**THE REQUEST**
Look through the material below. Copy every line with the string "szerint" in it.

(Some records)
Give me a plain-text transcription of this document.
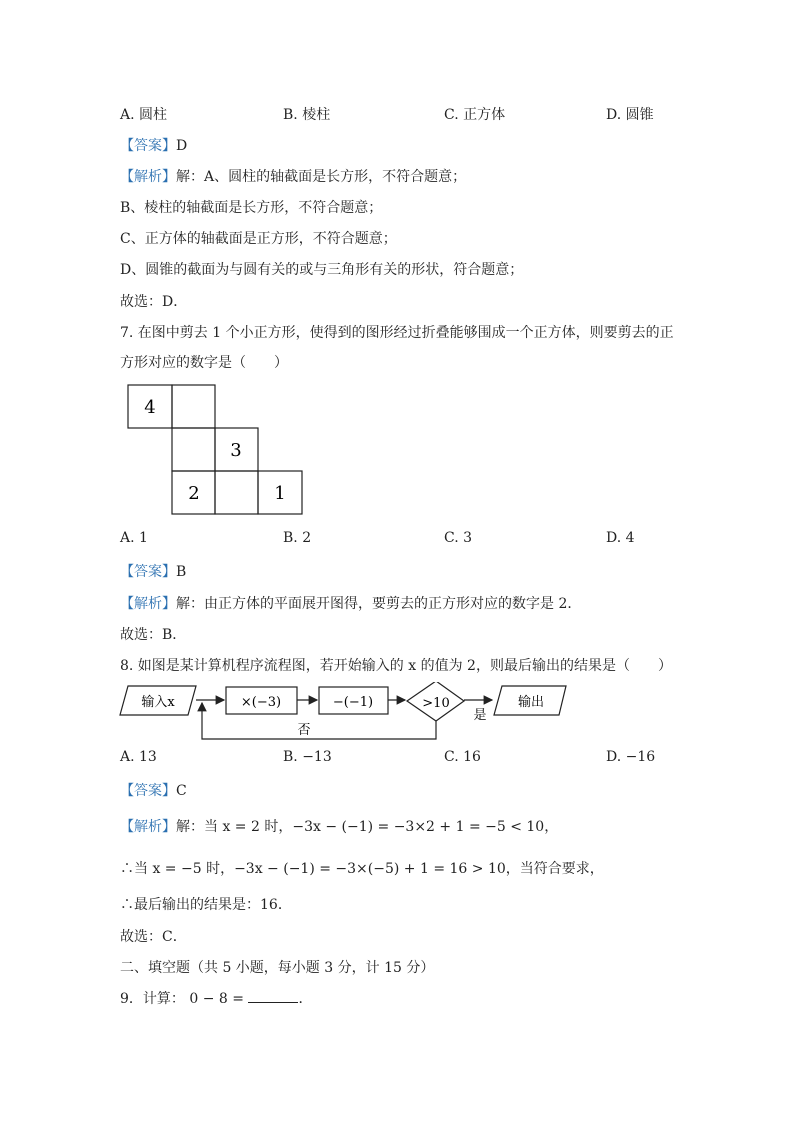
A. 圆柱	B. 棱柱	C. 正方体	D. 圆锥
【答案】D
【解析】解：A、圆柱的轴截面是长方形，不符合题意；
B、棱柱的轴截面是长方形，不符合题意；
C、正方体的轴截面是正方形，不符合题意；
D、圆锥的截面为与圆有关的或与三角形有关的形状，符合题意；
故选：D．
7. 在图中剪去 1 个小正方形，使得到的图形经过折叠能够围成一个正方体，则要剪去的正
方形对应的数字是（　　）
4
3
2	1
A. 1	B. 2	C. 3	D. 4
【答案】B
【解析】解：由正方体的平面展开图得，要剪去的正方形对应的数字是 2．
故选：B．
8. 如图是某计算机程序流程图，若开始输入的 x 的值为 2，则最后输出的结果是（　　）
输入x	×(−3)	−(−1)	>10	输出
是
否
A. 13	B. −13	C. 16	D. −16
【答案】C
【解析】解：当 x = 2 时，−3x − (−1) = −3×2 + 1 = −5 < 10，
∴当 x = −5 时，−3x − (−1) = −3×(−5) + 1 = 16 > 10，当符合要求，
∴最后输出的结果是：16．
故选：C．
二、填空题（共 5 小题，每小题 3 分，计 15 分）
9．计算： 0 − 8 =	．
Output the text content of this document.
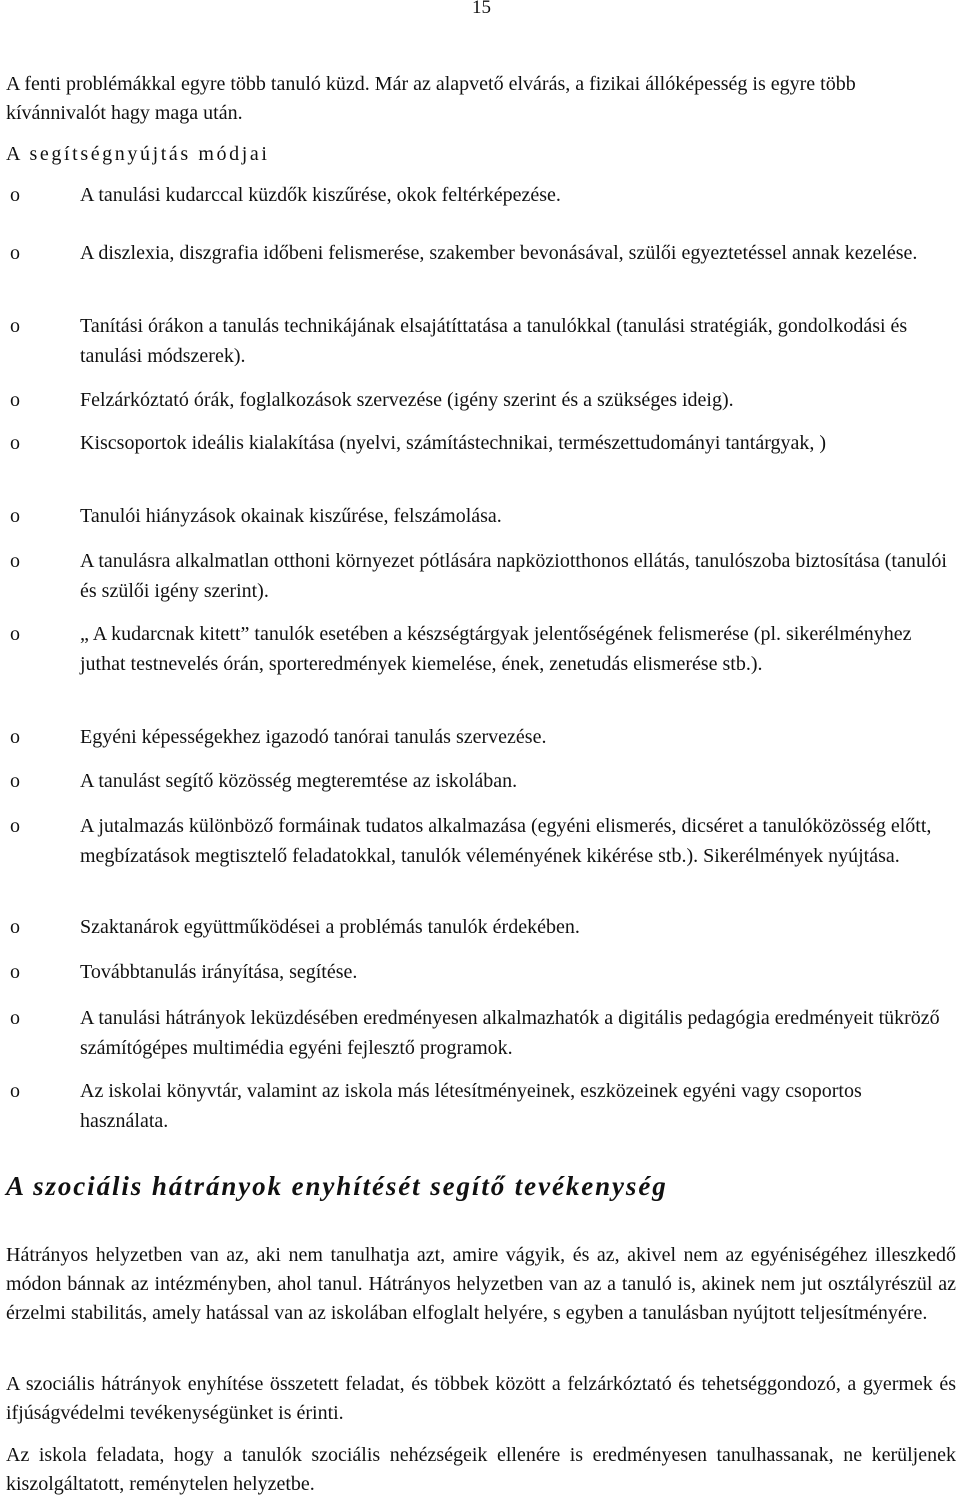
15

A fenti problémákkal egyre több tanuló küzd. Már az alapvető elvárás, a fizikai állóképesség is egyre több kívánnivalót hagy maga után.

A segítségnyújtás módjai

o	A tanulási kudarccal küzdők kiszűrése, okok feltérképezése.
o	A diszlexia, diszgrafia időbeni felismerése, szakember bevonásával, szülői egyeztetéssel annak kezelése.
o	Tanítási órákon a tanulás technikájának elsajátíttatása a tanulókkal (tanulási stratégiák, gondolkodási és tanulási módszerek).
o	Felzárkóztató órák, foglalkozások szervezése (igény szerint és a szükséges ideig).
o	Kiscsoportok ideális kialakítása (nyelvi, számítástechnikai, természettudományi tantárgyak, )
o	Tanulói hiányzások okainak kiszűrése, felszámolása.
o	A tanulásra alkalmatlan otthoni környezet pótlására napköziotthonos ellátás, tanulószoba biztosítása (tanulói és szülői igény szerint).
o	„ A kudarcnak kitett” tanulók esetében a készségtárgyak jelentőségének felismerése (pl. sikerélményhez juthat testnevelés órán, sporteredmények kiemelése, ének, zenetudás elismerése stb.).
o	Egyéni képességekhez igazodó tanórai tanulás szervezése.
o	A tanulást segítő közösség megteremtése az iskolában.
o	A jutalmazás különböző formáinak tudatos alkalmazása (egyéni elismerés, dicséret a tanulóközösség előtt, megbízatások megtisztelő feladatokkal, tanulók véleményének kikérése stb.). Sikerélmények nyújtása.
o	Szaktanárok együttműködései a problémás tanulók érdekében.
o	Továbbtanulás irányítása, segítése.
o	A tanulási hátrányok leküzdésében eredményesen alkalmazhatók a digitális pedagógia eredményeit tükröző számítógépes multimédia egyéni fejlesztő programok.
o	Az iskolai könyvtár, valamint az iskola más létesítményeinek, eszközeinek egyéni vagy csoportos használata.
A szociális hátrányok enyhítését segítő tevékenység

Hátrányos helyzetben van az, aki nem tanulhatja azt, amire vágyik, és az, akivel nem az egyéniségéhez illeszkedő módon bánnak az intézményben, ahol tanul. Hátrányos helyzetben van az a tanuló is, akinek nem jut osztályrészül az érzelmi stabilitás, amely hatással van az iskolában elfoglalt helyére, s egyben a tanulásban nyújtott teljesítményére.

A szociális hátrányok enyhítése összetett feladat, és többek között a felzárkóztató és tehetséggondozó, a gyermek és ifjúságvédelmi tevékenységünket is érinti.

Az iskola feladata, hogy a tanulók szociális nehézségeik ellenére is eredményesen tanulhassanak, ne kerüljenek kiszolgáltatott, reménytelen helyzetbe.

**SOLUTION FOR THIS TASK**
o	Felzárkóztató órák, foglalkozások szervezése (igény szerint és a szükséges ideig).
o	A tanulásra alkalmatlan otthoni környezet pótlására napköziotthonos ellátás, tanulószoba biztosítása (tanulói és szülői igény szerint).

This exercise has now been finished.